▸ 书面任务:
根据下方的池化文本回答：
(a) 卷积得到的特征过多时，容易产生什么问题？
(b) 括号中列出了哪两种聚合统计方式？
(c) 按 cnnConvolve 的参数说明，ZCAWhite 和 meanPatch 这两个矩阵用于什么？

池化主要考虑卷积得到的特征过多易产生过拟合,然图像具有一种“静态性”的属性,意味着在一个图像区域有用的特征极有可能在另外一个区域同样适用,因此我们可以对不同位置的特征进行聚合统计(平均池化和最大池化)。

习题答案

cnnConvolve.m

function convolvedFeatures = cnnConvolve(patchDim, numFeatures, images, W, b, ZCAWhite, meanPatch)  % patcheDim =8  numFeatures = hidden images
%cnnConvolve Returns the convolution of the features given by W and b with
%the given images
%
% Parameters:
%  patchDim - patch (feature) dimension
%  numFeatures - number of features
%  images - large images to convolve with, matrix in the form
%           images(r, c, channel, image number)
%  W, b - W, b for features from the sparse autoencoder
%  ZCAWhite, meanPatch - ZCAWhitening and meanPatch matrices used for
%                        preprocessing
%
% Returns:
%  convolvedFeatures - matrix of convolved features in the form
%                      convolvedFeatures(featureNum, imageNum, imageRow, imageCol)

▸ 所附数据:
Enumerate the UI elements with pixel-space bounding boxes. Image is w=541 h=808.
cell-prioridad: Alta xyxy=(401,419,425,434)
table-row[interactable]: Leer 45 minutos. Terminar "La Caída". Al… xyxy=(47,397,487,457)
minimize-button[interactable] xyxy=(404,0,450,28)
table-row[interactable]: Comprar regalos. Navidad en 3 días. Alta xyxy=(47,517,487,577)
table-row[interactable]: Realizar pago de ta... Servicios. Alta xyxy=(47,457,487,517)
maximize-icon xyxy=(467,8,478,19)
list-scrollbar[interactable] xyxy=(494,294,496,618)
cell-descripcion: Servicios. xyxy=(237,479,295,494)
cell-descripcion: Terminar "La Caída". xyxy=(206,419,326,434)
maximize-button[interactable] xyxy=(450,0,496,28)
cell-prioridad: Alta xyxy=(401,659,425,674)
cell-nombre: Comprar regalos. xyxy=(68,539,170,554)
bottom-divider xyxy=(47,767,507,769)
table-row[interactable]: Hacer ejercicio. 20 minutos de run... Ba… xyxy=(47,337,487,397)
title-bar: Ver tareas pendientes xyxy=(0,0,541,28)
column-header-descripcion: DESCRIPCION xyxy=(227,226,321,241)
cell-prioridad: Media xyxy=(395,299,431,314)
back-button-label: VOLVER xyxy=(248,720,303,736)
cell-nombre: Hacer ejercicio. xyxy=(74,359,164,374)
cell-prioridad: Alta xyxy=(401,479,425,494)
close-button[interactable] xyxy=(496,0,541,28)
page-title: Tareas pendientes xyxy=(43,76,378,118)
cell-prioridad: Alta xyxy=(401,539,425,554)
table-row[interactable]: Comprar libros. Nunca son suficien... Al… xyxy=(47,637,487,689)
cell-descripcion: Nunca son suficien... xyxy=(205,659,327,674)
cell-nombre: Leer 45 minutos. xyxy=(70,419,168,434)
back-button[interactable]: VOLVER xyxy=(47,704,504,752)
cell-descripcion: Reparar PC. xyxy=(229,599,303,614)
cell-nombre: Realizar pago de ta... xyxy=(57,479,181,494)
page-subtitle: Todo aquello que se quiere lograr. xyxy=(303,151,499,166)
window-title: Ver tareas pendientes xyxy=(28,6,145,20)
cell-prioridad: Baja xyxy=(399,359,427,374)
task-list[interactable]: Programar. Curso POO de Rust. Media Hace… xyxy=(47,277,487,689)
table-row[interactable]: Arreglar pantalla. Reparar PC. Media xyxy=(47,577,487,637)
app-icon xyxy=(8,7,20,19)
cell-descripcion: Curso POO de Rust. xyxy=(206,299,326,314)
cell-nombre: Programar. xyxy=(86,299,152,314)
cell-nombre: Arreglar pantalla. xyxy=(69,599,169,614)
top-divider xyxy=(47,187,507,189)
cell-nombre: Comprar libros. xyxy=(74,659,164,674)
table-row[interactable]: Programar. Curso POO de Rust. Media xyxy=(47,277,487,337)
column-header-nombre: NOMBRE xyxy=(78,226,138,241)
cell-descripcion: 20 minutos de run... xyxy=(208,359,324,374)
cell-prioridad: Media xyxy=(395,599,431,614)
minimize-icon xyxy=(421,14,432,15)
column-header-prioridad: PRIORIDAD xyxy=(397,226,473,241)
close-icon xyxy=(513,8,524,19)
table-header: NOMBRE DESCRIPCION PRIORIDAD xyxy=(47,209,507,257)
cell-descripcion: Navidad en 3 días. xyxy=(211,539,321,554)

▸ 问题解答:
(a) 过拟合。
(b) 平均池化和最大池化。
(c) 用于预处理（preprocessing）。